— start —

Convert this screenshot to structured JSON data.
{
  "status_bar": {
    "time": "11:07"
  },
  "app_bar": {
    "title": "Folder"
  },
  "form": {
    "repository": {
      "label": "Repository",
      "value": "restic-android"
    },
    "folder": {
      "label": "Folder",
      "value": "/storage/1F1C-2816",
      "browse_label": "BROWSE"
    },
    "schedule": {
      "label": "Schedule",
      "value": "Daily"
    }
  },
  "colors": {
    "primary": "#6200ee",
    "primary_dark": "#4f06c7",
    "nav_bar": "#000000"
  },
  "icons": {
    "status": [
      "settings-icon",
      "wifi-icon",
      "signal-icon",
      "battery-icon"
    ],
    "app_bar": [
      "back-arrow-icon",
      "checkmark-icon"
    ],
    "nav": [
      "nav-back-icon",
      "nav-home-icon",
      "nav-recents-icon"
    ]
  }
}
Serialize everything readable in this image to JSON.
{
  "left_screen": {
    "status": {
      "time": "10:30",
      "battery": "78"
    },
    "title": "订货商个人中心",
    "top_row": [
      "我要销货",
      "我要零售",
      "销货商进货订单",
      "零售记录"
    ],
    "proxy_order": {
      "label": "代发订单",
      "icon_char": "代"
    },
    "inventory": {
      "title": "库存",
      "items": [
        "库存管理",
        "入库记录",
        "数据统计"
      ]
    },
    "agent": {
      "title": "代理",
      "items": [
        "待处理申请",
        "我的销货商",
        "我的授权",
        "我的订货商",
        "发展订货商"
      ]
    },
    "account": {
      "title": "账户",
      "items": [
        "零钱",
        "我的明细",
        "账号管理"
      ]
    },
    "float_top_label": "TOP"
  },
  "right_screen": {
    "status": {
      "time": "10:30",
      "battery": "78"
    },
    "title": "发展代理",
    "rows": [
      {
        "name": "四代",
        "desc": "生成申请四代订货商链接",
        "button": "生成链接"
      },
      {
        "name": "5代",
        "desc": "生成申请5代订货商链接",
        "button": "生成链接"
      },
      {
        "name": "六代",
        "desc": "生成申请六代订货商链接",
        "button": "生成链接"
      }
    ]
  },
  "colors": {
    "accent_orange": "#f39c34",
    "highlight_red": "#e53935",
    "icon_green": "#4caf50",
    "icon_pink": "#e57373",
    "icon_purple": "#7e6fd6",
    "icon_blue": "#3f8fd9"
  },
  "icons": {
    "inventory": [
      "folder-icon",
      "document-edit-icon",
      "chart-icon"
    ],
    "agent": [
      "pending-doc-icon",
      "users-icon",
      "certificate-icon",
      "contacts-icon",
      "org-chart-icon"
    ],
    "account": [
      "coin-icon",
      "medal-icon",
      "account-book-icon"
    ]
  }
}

— end —

Aim: Word for word, restate all of the data shown above.

Result of the task:
Convert this screenshot to structured JSON data.
{
  "status_bar": {
    "time": "11:07"
  },
  "app_bar": {
    "title": "Folder"
  },
  "form": {
    "repository": {
      "label": "Repository",
      "value": "restic-android"
    },
    "folder": {
      "label": "Folder",
      "value": "/storage/1F1C-2816",
      "browse_label": "BROWSE"
    },
    "schedule": {
      "label": "Schedule",
      "value": "Daily"
    }
  },
  "colors": {
    "primary": "#6200ee",
    "primary_dark": "#4f06c7",
    "nav_bar": "#000000"
  },
  "icons": {
    "status": [
      "settings-icon",
      "wifi-icon",
      "signal-icon",
      "battery-icon"
    ],
    "app_bar": [
      "back-arrow-icon",
      "checkmark-icon"
    ],
    "nav": [
      "nav-back-icon",
      "nav-home-icon",
      "nav-recents-icon"
    ]
  }
}
Serialize everything readable in this image to JSON.
{
  "left_screen": {
    "status": {
      "time": "10:30",
      "battery": "78"
    },
    "title": "订货商个人中心",
    "top_row": [
      "我要销货",
      "我要零售",
      "销货商进货订单",
      "零售记录"
    ],
    "proxy_order": {
      "label": "代发订单",
      "icon_char": "代"
    },
    "inventory": {
      "title": "库存",
      "items": [
        "库存管理",
        "入库记录",
        "数据统计"
      ]
    },
    "agent": {
      "title": "代理",
      "items": [
        "待处理申请",
        "我的销货商",
        "我的授权",
        "我的订货商",
        "发展订货商"
      ]
    },
    "account": {
      "title": "账户",
      "items": [
        "零钱",
        "我的明细",
        "账号管理"
      ]
    },
    "float_top_label": "TOP"
  },
  "right_screen": {
    "status": {
      "time": "10:30",
      "battery": "78"
    },
    "title": "发展代理",
    "rows": [
      {
        "name": "四代",
        "desc": "生成申请四代订货商链接",
        "button": "生成链接"
      },
      {
        "name": "5代",
        "desc": "生成申请5代订货商链接",
        "button": "生成链接"
      },
      {
        "name": "六代",
        "desc": "生成申请六代订货商链接",
        "button": "生成链接"
      }
    ]
  },
  "colors": {
    "accent_orange": "#f39c34",
    "highlight_red": "#e53935",
    "icon_green": "#4caf50",
    "icon_pink": "#e57373",
    "icon_purple": "#7e6fd6",
    "icon_blue": "#3f8fd9"
  },
  "icons": {
    "inventory": [
      "folder-icon",
      "document-edit-icon",
      "chart-icon"
    ],
    "agent": [
      "pending-doc-icon",
      "users-icon",
      "certificate-icon",
      "contacts-icon",
      "org-chart-icon"
    ],
    "account": [
      "coin-icon",
      "medal-icon",
      "account-book-icon"
    ]
  }
}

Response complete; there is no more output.